◆ **Problem**:
Search the listing below for the word "panis" and copy each line that holds it.

[Extracted data entries]

──────────────────────────────

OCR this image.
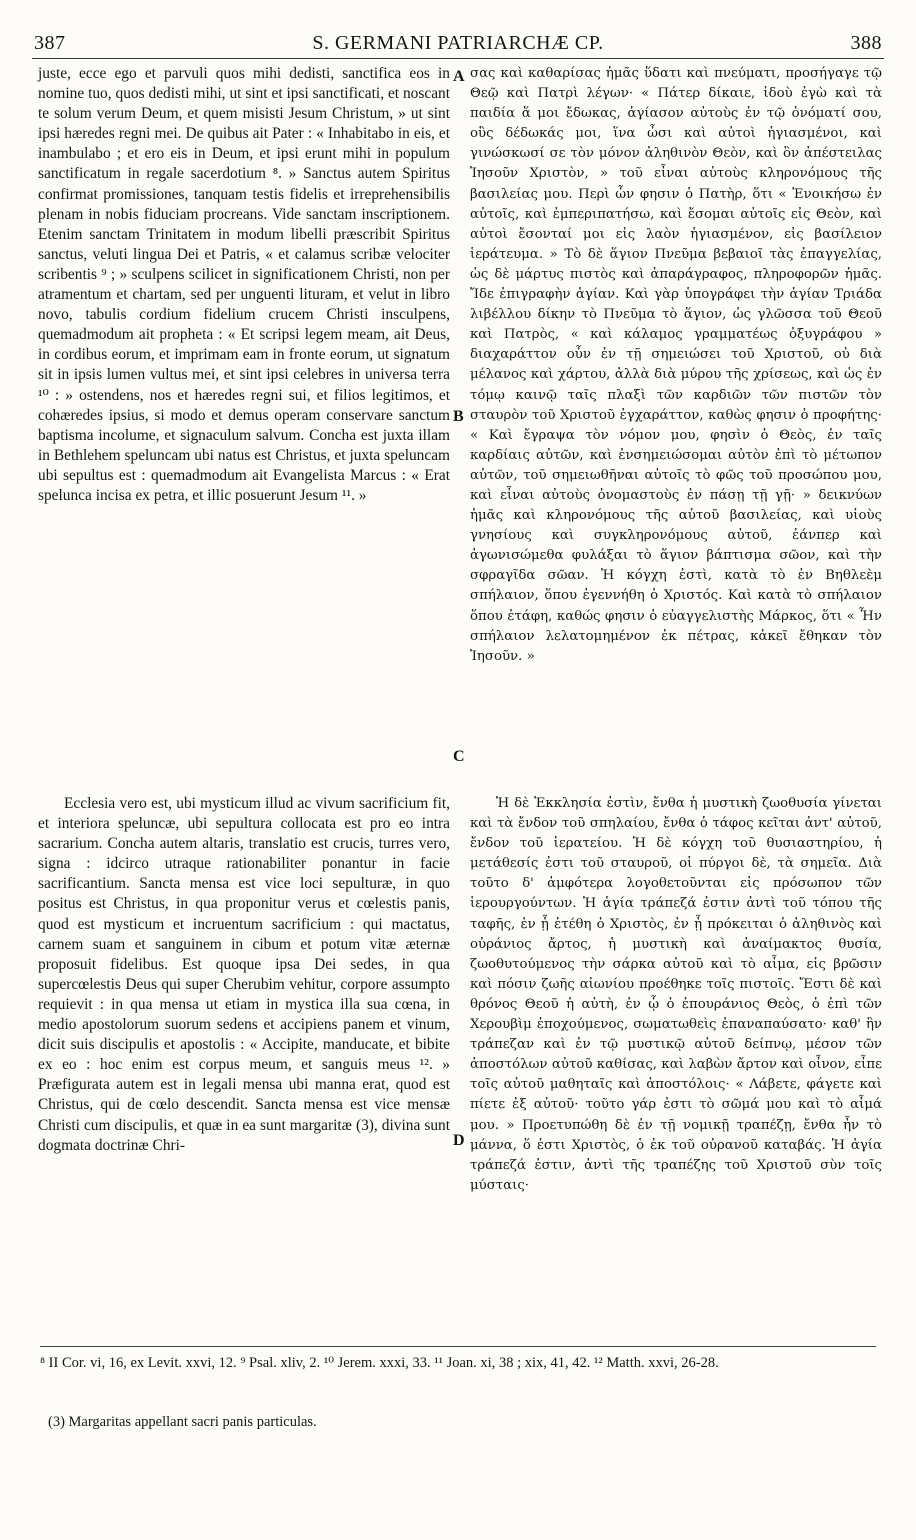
387	S. GERMANI PATRIARCHÆ CP.	388

juste, ecce ego et parvuli quos mihi dedisti, sanctifica eos in nomine tuo, quos dedisti mihi, ut sint et ipsi sanctificati, et noscant te solum verum Deum, et quem misisti Jesum Christum, » ut sint ipsi hæredes regni mei. De quibus ait Pater : « Inhabitabo in eis, et inambulabo ; et ero eis in Deum, et ipsi erunt mihi in populum sanctificatum in regale sacerdotium ⁸. » Sanctus autem Spiritus confirmat promissiones, tanquam testis fidelis et irreprehensibilis plenam in nobis fiduciam procreans. Vide sanctam inscriptionem. Etenim sanctam Trinitatem in modum libelli præscribit Spiritus sanctus, veluti lingua Dei et Patris, « et calamus scribæ velociter scribentis ⁹ ; » sculpens scilicet in significationem Christi, non per atramentum et chartam, sed per unguenti lituram, et velut in libro novo, tabulis cordium fidelium crucem Christi insculpens, quemadmodum ait propheta : « Et scripsi legem meam, ait Deus, in cordibus eorum, et imprimam eam in fronte eorum, ut signatum sit in ipsis lumen vultus mei, et sint ipsi celebres in universa terra ¹⁰ : » ostendens, nos et hæredes regni sui, et filios legitimos, et cohæredes ipsius, si modo et demus operam conservare sanctum baptisma incolume, et signaculum salvum. Concha est juxta illam in Bethlehem speluncam ubi natus est Christus, et juxta speluncam ubi sepultus est : quemadmodum ait Evangelista Marcus : « Erat spelunca incisa ex petra, et illic posuerunt Jesum ¹¹. »

σας καὶ καθαρίσας ἡμᾶς ὕδατι καὶ πνεύματι, προσήγαγε τῷ Θεῷ καὶ Πατρὶ λέγων· « Πάτερ δίκαιε, ἰδοὺ ἐγὼ καὶ τὰ παιδία ἅ μοι ἔδωκας, ἁγίασον αὐτοὺς ἐν τῷ ὀνόματί σου, οὓς δέδωκάς μοι, ἵνα ὦσι καὶ αὐτοὶ ἡγιασμένοι, καὶ γινώσκωσί σε τὸν μόνον ἀληθινὸν Θεὸν, καὶ ὃν ἀπέστειλας Ἰησοῦν Χριστὸν, » τοῦ εἶναι αὐτοὺς κληρονόμους τῆς βασιλείας μου. Περὶ ὧν φησιν ὁ Πατὴρ, ὅτι « Ἐνοικήσω ἐν αὐτοῖς, καὶ ἐμπεριπατήσω, καὶ ἔσομαι αὐτοῖς εἰς Θεὸν, καὶ αὐτοὶ ἔσονταί μοι εἰς λαὸν ἡγιασμένον, εἰς βασίλειον ἱεράτευμα. » Τὸ δὲ ἅγιον Πνεῦμα βεβαιοῖ τὰς ἐπαγγελίας, ὡς δὲ μάρτυς πιστὸς καὶ ἀπαράγραφος, πληροφορῶν ἡμᾶς. Ἴδε ἐπιγραφὴν ἁγίαν. Καὶ γὰρ ὑπογράφει τὴν ἁγίαν Τριάδα λιβέλλου δίκην τὸ Πνεῦμα τὸ ἅγιον, ὡς γλῶσσα τοῦ Θεοῦ καὶ Πατρὸς, « καὶ κάλαμος γραμματέως ὀξυγράφου » διαχαράττον οὖν ἐν τῇ σημειώσει τοῦ Χριστοῦ, οὐ διὰ μέλανος καὶ χάρτου, ἀλλὰ διὰ μύρου τῆς χρίσεως, καὶ ὡς ἐν τόμῳ καινῷ ταῖς πλαξὶ τῶν καρδιῶν τῶν πιστῶν τὸν σταυρὸν τοῦ Χριστοῦ ἐγχαράττον, καθὼς φησιν ὁ προφήτης· « Καὶ ἔγραψα τὸν νόμον μου, φησὶν ὁ Θεὸς, ἐν ταῖς καρδίαις αὐτῶν, καὶ ἐνσημειώσομαι αὐτὸν ἐπὶ τὸ μέτωπον αὐτῶν, τοῦ σημειωθῆναι αὐτοῖς τὸ φῶς τοῦ προσώπου μου, καὶ εἶναι αὐτοὺς ὀνομαστοὺς ἐν πάσῃ τῇ γῇ· » δεικνύων ἡμᾶς καὶ κληρονόμους τῆς αὐτοῦ βασιλείας, καὶ υἱοὺς γνησίους καὶ συγκληρονόμους αὐτοῦ, ἐάνπερ καὶ ἀγωνισώμεθα φυλάξαι τὸ ἅγιον βάπτισμα σῶον, καὶ τὴν σφραγῖδα σῶαν. Ἡ κόγχη ἐστὶ, κατὰ τὸ ἐν Βηθλεὲμ σπήλαιον, ὅπου ἐγεννήθη ὁ Χριστός. Καὶ κατὰ τὸ σπήλαιον ὅπου ἐτάφη, καθώς φησιν ὁ εὐαγγελιστὴς Μάρκος, ὅτι « Ἦν σπήλαιον λελατομημένον ἐκ πέτρας, κἀκεῖ ἔθηκαν τὸν Ἰησοῦν. »

A
B
C
D

Ecclesia vero est, ubi mysticum illud ac vivum sacrificium fit, et interiora speluncæ, ubi sepultura collocata est pro eo intra sacrarium. Concha autem altaris, translatio est crucis, turres vero, signa : idcirco utraque rationabiliter ponantur in facie sacrificantium. Sancta mensa est vice loci sepulturæ, in quo positus est Christus, in qua proponitur verus et cœlestis panis, quod est mysticum et incruentum sacrificium : qui mactatus, carnem suam et sanguinem in cibum et potum vitæ æternæ proposuit fidelibus. Est quoque ipsa Dei sedes, in qua supercœlestis Deus qui super Cherubim vehitur, corpore assumpto requievit : in qua mensa ut etiam in mystica illa sua cœna, in medio apostolorum suorum sedens et accipiens panem et vinum, dicit suis discipulis et apostolis : « Accipite, manducate, et bibite ex eo : hoc enim est corpus meum, et sanguis meus ¹². » Præfigurata autem est in legali mensa ubi manna erat, quod est Christus, qui de cœlo descendit. Sancta mensa est vice mensæ Christi cum discipulis, et quæ in ea sunt margaritæ (3), divina sunt dogmata doctrinæ Chri-

Ἡ δὲ Ἐκκλησία ἐστὶν, ἔνθα ἡ μυστικὴ ζωοθυσία γίνεται καὶ τὰ ἔνδον τοῦ σπηλαίου, ἔνθα ὁ τάφος κεῖται ἀντ' αὐτοῦ, ἔνδον τοῦ ἱερατείου. Ἡ δὲ κόγχη τοῦ θυσιαστηρίου, ἡ μετάθεσίς ἐστι τοῦ σταυροῦ, οἱ πύργοι δὲ, τὰ σημεῖα. Διὰ τοῦτο δ' ἀμφότερα λογοθετοῦνται εἰς πρόσωπον τῶν ἱερουργούντων. Ἡ ἁγία τράπεζά ἐστιν ἀντὶ τοῦ τόπου τῆς ταφῆς, ἐν ᾗ ἐτέθη ὁ Χριστὸς, ἐν ᾗ πρόκειται ὁ ἀληθινὸς καὶ οὐράνιος ἄρτος, ἡ μυστικὴ καὶ ἀναίμακτος θυσία, ζωοθυτούμενος τὴν σάρκα αὐτοῦ καὶ τὸ αἷμα, εἰς βρῶσιν καὶ πόσιν ζωῆς αἰωνίου προέθηκε τοῖς πιστοῖς. Ἔστι δὲ καὶ θρόνος Θεοῦ ἡ αὐτὴ, ἐν ᾧ ὁ ἐπουράνιος Θεὸς, ὁ ἐπὶ τῶν Χερουβὶμ ἐποχούμενος, σωματωθεὶς ἐπαναπαύσατο· καθ' ἣν τράπεζαν καὶ ἐν τῷ μυστικῷ αὐτοῦ δείπνῳ, μέσον τῶν ἀποστόλων αὐτοῦ καθίσας, καὶ λαβὼν ἄρτον καὶ οἶνον, εἶπε τοῖς αὐτοῦ μαθηταῖς καὶ ἀποστόλοις· « Λάβετε, φάγετε καὶ πίετε ἐξ αὐτοῦ· τοῦτο γάρ ἐστι τὸ σῶμά μου καὶ τὸ αἷμά μου. » Προετυπώθη δὲ ἐν τῇ νομικῇ τραπέζῃ, ἔνθα ἦν τὸ μάννα, ὅ ἐστι Χριστὸς, ὁ ἐκ τοῦ οὐρανοῦ καταβάς. Ἡ ἁγία τράπεζά ἐστιν, ἀντὶ τῆς τραπέζης τοῦ Χριστοῦ σὺν τοῖς μύσταις·

⁸ II Cor. vi, 16, ex Levit. xxvi, 12. ⁹ Psal. xliv, 2. ¹⁰ Jerem. xxxi, 33. ¹¹ Joan. xi, 38 ; xix, 41, 42. ¹² Matth. xxvi, 26-28.

(3) Margaritas appellant sacri panis particulas.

──────────────────────────────

◆ **Written answer**:
Ecclesia vero est, ubi mysticum illud ac vivum sacrificium fit, et interiora speluncæ, ubi sepultura collocata est pro eo intra sacrarium. Concha autem altaris, translatio est crucis, turres vero, signa : idcirco utraque rationabiliter ponantur in facie sacrificantium. Sancta mensa est vice loci sepulturæ, in quo positus est Christus, in qua proponitur verus et cœlestis panis, quod est mysticum et incruentum sacrificium : qui mactatus, carnem suam et sanguinem in cibum et potum vitæ æternæ proposuit fidelibus. Est quoque ipsa Dei sedes, in qua supercœlestis Deus qui super Cherubim vehitur, corpore assumpto requievit : in qua mensa ut etiam in mystica illa sua cœna, in medio apostolorum suorum sedens et accipiens panem et vinum, dicit suis discipulis et apostolis : « Accipite, manducate, et bibite ex eo : hoc enim est corpus meum, et sanguis meus ¹². » Præfigurata autem est in legali mensa ubi manna erat, quod est Christus, qui de cœlo descendit. Sancta mensa est vice mensæ Christi cum discipulis, et quæ in ea sunt margaritæ (3), divina sunt dogmata doctrinæ Chri-
(3) Margaritas appellant sacri panis particulas.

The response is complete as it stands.